SET EXERCISE: Look below and pull out each line with the word "médaille".

Recorded data
__________________________________________________
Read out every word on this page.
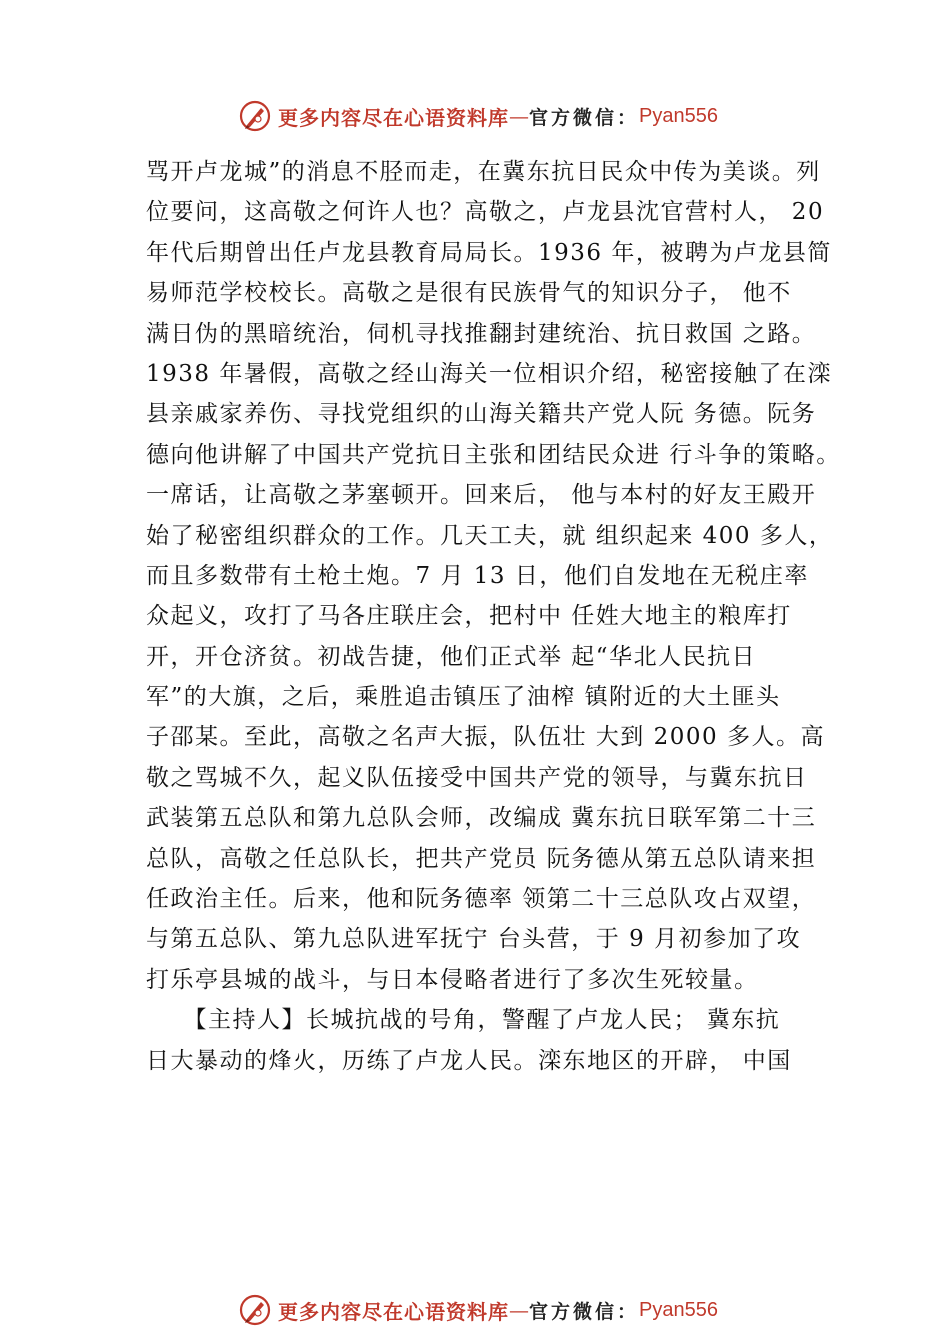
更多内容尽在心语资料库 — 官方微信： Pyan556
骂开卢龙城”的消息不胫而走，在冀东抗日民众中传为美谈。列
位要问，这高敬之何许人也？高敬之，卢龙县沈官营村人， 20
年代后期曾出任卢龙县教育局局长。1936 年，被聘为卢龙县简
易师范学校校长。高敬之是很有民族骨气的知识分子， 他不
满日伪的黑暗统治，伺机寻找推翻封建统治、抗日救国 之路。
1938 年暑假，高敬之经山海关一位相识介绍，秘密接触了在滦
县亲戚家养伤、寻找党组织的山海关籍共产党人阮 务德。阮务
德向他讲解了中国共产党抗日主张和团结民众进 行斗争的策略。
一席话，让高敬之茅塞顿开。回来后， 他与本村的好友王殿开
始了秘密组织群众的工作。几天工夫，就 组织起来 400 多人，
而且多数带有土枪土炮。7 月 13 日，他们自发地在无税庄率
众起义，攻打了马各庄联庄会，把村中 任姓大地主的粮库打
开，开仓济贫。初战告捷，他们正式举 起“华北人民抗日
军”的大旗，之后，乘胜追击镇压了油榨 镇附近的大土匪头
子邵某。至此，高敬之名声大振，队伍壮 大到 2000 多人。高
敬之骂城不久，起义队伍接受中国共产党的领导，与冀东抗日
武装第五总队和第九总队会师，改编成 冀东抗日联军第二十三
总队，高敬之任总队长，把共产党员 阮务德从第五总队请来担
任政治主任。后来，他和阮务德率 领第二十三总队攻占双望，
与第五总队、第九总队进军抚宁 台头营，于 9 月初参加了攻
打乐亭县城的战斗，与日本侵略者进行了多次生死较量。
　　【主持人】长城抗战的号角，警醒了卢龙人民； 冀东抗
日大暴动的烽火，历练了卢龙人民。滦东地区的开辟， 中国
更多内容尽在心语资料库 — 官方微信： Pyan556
__________________________________________________
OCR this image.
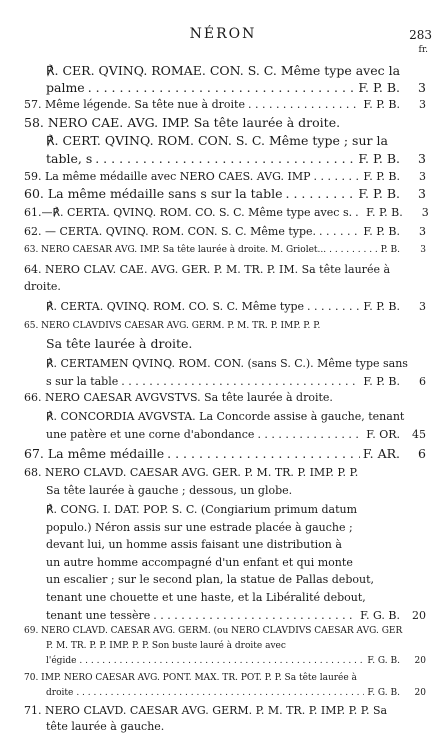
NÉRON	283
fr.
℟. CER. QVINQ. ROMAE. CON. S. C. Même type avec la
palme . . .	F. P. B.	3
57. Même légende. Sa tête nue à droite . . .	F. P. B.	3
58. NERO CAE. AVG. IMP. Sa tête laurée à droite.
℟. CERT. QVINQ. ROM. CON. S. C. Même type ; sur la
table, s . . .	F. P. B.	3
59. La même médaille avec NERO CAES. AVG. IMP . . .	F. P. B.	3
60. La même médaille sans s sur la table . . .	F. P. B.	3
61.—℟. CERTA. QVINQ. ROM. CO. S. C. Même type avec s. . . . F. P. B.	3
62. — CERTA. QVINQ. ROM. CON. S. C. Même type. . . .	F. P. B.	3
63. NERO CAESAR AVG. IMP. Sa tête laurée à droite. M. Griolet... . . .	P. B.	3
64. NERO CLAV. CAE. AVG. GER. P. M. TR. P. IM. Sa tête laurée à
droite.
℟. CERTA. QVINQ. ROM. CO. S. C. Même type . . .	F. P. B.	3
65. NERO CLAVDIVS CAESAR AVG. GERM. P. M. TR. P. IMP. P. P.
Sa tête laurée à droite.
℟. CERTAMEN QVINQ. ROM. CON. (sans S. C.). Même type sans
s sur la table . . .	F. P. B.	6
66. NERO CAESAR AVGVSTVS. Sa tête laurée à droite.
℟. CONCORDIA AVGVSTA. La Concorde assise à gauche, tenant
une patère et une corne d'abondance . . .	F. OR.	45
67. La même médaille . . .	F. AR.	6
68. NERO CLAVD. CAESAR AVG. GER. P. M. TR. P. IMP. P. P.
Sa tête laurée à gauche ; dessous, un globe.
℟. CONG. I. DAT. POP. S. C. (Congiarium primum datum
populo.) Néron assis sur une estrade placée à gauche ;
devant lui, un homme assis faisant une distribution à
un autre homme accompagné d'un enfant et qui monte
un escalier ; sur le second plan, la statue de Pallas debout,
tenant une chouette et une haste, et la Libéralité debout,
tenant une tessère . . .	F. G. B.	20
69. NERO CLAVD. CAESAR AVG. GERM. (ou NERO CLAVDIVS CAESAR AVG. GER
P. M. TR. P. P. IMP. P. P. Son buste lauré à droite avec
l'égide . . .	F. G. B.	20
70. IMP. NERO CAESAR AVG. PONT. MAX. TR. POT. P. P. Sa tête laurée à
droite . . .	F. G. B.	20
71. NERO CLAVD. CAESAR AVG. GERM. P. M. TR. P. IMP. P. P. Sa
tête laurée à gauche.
__________________________________________________
EXERCISE OUTPUT:
59. La même médaille avec NERO CAES. AVG. IMP . . .	F. P. B.	3
60. La même médaille sans s sur la table . . .	F. P. B.	3
67. La même médaille . . .	F. AR.	6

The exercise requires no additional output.